▶ Task objective:
Locate the word "ylabel" in the material, then show every line that holds it.

▶ Data:

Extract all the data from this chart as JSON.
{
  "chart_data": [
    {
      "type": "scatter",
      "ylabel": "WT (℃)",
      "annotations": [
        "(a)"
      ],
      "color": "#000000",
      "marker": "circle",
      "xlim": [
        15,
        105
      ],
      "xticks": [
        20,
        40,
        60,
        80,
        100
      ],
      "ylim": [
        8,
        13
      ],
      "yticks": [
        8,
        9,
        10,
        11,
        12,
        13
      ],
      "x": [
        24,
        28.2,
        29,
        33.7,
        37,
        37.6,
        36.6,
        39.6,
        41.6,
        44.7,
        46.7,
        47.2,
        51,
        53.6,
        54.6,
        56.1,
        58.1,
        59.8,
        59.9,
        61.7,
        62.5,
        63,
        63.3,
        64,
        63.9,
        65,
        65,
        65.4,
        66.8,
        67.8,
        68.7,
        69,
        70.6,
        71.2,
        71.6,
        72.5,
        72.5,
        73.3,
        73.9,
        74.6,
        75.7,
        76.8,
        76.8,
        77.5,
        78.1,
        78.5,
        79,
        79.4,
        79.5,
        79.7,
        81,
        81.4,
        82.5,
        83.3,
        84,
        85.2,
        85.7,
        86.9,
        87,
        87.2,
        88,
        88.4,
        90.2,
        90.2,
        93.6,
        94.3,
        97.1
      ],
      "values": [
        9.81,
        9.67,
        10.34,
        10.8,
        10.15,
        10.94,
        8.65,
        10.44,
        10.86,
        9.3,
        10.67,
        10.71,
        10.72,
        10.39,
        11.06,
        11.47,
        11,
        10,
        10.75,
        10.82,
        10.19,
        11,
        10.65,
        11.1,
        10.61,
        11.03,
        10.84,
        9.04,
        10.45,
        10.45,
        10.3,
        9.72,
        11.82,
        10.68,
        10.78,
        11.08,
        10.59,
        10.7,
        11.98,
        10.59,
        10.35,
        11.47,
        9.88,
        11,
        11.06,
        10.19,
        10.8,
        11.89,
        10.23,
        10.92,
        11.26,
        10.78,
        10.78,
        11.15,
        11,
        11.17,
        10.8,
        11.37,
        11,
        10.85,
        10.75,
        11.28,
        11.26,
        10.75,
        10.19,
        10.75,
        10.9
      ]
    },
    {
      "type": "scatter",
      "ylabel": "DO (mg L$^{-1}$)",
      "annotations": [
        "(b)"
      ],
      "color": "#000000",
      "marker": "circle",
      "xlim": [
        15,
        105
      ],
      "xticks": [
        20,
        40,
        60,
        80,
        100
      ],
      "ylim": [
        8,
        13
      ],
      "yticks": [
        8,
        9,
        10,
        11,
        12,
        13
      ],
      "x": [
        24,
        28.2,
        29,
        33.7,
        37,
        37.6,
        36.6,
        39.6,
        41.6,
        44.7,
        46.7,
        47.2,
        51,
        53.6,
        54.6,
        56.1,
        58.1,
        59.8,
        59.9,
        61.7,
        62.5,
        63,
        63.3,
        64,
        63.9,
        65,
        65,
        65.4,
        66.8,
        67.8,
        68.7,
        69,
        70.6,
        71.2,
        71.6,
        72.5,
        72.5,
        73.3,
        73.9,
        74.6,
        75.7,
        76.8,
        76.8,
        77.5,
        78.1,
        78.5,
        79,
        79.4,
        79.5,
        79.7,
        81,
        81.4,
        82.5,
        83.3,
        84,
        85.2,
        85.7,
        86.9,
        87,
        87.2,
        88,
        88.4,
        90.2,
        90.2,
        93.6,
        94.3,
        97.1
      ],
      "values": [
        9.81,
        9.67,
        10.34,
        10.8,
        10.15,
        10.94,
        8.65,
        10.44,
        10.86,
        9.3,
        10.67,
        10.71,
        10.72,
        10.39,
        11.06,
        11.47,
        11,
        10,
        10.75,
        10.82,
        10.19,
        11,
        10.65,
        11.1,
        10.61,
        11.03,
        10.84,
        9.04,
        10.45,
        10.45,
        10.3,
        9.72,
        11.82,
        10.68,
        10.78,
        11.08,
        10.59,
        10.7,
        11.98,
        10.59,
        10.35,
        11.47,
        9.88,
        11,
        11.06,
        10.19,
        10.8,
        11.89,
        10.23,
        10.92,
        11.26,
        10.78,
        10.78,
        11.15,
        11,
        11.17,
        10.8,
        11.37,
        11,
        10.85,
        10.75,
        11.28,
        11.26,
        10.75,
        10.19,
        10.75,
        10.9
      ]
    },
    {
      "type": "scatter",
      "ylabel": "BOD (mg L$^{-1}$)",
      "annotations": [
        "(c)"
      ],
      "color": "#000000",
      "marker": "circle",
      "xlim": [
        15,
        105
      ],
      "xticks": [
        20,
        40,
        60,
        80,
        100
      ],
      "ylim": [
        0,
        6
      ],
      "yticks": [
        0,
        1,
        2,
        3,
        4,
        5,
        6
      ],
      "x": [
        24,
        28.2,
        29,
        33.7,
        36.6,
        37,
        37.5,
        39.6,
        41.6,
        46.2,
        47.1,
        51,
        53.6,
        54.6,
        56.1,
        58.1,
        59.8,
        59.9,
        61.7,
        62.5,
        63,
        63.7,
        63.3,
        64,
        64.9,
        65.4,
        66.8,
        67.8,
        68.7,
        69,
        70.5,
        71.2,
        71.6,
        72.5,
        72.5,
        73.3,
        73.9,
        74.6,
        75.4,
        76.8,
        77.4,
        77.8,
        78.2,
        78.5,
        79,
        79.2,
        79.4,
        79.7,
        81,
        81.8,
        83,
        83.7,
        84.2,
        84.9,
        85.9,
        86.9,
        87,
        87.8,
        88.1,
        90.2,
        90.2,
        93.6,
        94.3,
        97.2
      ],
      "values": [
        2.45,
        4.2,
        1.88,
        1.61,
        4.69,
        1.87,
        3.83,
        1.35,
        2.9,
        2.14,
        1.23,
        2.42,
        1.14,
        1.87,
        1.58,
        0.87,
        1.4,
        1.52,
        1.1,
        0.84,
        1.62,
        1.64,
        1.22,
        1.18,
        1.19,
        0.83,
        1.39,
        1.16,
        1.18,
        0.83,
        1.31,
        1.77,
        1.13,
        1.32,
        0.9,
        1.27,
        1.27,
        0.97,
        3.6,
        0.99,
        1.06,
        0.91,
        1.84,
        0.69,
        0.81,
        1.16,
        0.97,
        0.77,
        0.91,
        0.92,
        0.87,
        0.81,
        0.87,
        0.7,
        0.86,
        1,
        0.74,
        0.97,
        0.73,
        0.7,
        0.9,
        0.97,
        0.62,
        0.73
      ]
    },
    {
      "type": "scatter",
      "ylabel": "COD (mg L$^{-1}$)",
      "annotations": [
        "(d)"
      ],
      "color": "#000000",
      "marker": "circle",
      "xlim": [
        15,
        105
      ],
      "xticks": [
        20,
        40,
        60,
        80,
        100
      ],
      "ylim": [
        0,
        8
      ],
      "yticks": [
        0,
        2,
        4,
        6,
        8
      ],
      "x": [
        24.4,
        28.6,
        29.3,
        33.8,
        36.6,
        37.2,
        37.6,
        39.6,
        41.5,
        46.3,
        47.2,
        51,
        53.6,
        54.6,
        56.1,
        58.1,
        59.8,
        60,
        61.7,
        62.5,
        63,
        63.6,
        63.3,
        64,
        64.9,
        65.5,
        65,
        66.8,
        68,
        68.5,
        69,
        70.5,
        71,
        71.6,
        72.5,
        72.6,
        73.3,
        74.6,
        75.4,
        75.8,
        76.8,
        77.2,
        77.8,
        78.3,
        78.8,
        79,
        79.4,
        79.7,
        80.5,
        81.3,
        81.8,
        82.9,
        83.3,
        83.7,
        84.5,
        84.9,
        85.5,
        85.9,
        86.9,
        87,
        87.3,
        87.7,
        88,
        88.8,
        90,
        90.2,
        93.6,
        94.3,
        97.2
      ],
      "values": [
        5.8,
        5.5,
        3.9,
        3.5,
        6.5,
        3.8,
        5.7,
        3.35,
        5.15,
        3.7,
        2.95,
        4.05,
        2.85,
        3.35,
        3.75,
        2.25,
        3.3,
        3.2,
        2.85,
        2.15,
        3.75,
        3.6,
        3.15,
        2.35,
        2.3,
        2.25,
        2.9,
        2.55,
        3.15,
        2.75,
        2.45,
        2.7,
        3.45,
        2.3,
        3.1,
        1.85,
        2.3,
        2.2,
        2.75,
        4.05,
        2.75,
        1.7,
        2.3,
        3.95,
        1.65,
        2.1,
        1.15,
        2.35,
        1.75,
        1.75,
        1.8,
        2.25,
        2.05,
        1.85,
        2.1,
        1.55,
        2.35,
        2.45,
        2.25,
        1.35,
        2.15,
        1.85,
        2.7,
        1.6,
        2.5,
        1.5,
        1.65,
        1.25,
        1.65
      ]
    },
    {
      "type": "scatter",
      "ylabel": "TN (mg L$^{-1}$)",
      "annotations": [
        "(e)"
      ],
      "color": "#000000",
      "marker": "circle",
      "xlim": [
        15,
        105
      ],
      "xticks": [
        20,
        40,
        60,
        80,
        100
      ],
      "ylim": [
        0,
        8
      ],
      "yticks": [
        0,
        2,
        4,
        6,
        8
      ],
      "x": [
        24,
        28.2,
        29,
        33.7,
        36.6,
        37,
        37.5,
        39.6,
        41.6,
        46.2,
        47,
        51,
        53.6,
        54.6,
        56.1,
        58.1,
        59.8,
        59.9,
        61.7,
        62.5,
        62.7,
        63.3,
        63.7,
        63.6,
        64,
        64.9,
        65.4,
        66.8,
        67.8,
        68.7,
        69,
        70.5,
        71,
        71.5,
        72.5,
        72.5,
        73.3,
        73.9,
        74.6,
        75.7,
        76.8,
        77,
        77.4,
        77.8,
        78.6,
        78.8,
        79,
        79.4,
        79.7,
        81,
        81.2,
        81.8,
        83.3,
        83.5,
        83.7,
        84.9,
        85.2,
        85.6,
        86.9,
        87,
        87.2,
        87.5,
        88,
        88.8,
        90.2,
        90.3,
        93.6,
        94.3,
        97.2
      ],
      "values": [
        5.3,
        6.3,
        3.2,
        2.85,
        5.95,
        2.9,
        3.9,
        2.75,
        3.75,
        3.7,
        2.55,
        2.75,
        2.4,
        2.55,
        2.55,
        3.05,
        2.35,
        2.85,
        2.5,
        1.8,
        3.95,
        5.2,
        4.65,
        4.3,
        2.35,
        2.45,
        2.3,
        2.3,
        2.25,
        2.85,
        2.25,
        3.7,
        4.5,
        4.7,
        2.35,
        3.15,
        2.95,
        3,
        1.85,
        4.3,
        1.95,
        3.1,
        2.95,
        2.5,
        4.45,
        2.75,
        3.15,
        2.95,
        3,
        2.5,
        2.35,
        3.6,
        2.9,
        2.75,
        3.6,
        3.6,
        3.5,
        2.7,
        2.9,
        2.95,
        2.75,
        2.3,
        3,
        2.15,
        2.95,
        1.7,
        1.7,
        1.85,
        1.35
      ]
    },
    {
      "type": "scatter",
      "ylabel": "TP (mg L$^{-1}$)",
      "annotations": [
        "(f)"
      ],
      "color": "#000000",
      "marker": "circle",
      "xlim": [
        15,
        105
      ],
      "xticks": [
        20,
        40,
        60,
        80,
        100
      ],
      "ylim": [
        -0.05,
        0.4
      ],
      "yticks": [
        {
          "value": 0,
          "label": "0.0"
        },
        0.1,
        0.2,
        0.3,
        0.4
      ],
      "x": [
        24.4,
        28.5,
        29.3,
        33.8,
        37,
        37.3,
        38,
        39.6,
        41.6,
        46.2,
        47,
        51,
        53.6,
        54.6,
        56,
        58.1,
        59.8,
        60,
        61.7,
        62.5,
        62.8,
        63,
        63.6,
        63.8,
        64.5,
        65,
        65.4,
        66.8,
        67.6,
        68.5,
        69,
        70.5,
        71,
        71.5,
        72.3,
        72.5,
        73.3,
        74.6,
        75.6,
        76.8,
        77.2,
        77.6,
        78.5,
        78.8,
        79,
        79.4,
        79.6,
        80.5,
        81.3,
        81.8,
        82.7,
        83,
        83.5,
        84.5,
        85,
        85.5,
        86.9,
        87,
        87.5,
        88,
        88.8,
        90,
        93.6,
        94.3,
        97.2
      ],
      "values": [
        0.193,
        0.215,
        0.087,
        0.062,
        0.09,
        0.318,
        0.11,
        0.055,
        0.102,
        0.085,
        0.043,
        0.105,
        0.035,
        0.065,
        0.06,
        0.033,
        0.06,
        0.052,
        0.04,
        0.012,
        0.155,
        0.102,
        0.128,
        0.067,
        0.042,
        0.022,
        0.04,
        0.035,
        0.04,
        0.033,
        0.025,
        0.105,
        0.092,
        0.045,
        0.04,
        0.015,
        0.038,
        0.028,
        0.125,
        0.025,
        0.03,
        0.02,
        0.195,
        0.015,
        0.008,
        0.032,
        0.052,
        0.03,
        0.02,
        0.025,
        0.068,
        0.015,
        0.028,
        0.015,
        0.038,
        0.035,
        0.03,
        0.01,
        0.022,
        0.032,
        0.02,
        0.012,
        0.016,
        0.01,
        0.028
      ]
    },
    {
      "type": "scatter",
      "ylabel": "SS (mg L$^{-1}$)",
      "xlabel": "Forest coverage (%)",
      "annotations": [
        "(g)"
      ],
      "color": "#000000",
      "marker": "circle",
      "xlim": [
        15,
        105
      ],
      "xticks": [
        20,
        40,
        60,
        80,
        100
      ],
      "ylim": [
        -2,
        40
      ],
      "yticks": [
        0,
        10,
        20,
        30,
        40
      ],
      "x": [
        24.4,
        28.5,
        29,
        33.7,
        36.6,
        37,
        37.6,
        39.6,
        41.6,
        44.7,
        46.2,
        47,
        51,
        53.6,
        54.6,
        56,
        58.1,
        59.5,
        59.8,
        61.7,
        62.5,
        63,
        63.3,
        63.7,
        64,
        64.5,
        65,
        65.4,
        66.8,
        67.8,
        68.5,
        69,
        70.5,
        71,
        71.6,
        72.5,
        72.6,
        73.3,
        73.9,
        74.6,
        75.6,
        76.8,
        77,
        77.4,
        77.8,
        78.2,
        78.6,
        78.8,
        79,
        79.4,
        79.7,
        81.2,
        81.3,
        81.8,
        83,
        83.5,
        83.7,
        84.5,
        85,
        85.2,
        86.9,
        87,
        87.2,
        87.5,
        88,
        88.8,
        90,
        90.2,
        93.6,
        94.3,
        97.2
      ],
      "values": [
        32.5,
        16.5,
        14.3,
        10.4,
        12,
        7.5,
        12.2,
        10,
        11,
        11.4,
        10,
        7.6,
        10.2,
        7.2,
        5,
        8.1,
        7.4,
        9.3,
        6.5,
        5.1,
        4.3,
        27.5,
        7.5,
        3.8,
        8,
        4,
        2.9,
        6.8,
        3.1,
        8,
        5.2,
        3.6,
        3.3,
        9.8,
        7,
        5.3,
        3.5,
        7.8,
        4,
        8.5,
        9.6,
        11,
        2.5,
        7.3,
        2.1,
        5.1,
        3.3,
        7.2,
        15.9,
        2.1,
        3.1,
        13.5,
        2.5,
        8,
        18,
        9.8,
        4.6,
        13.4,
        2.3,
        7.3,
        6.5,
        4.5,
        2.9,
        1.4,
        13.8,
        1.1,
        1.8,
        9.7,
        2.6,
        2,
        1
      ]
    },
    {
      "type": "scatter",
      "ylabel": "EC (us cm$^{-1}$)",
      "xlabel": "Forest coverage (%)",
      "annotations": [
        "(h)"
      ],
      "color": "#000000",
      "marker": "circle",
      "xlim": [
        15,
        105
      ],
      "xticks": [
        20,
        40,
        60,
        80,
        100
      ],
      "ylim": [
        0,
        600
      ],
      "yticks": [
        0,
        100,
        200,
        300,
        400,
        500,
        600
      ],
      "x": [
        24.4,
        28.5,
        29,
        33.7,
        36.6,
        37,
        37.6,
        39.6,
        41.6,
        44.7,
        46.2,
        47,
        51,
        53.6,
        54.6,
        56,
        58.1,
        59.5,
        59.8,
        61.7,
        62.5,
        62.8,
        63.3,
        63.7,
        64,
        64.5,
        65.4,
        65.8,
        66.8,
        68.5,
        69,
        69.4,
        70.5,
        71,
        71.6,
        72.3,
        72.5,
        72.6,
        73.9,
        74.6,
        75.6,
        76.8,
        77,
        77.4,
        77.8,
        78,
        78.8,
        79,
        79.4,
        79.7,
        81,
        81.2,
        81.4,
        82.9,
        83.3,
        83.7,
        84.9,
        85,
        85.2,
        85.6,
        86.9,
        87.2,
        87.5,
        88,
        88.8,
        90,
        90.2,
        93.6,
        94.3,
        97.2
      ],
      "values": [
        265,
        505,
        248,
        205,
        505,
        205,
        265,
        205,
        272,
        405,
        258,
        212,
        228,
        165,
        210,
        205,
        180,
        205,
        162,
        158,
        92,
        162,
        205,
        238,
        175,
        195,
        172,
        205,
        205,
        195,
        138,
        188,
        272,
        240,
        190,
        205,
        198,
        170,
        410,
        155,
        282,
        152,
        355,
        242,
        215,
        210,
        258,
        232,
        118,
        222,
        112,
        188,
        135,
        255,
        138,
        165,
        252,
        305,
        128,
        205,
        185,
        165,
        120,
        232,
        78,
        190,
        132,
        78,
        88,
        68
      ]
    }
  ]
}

▶ Task solution:
      "ylabel": "WT (℃)",
      "ylabel": "DO (mg L$^{-1}$)",
      "ylabel": "BOD (mg L$^{-1}$)",
      "ylabel": "COD (mg L$^{-1}$)",
      "ylabel": "TN (mg L$^{-1}$)",
      "ylabel": "TP (mg L$^{-1}$)",
      "ylabel": "SS (mg L$^{-1}$)",
      "ylabel": "EC (us cm$^{-1}$)",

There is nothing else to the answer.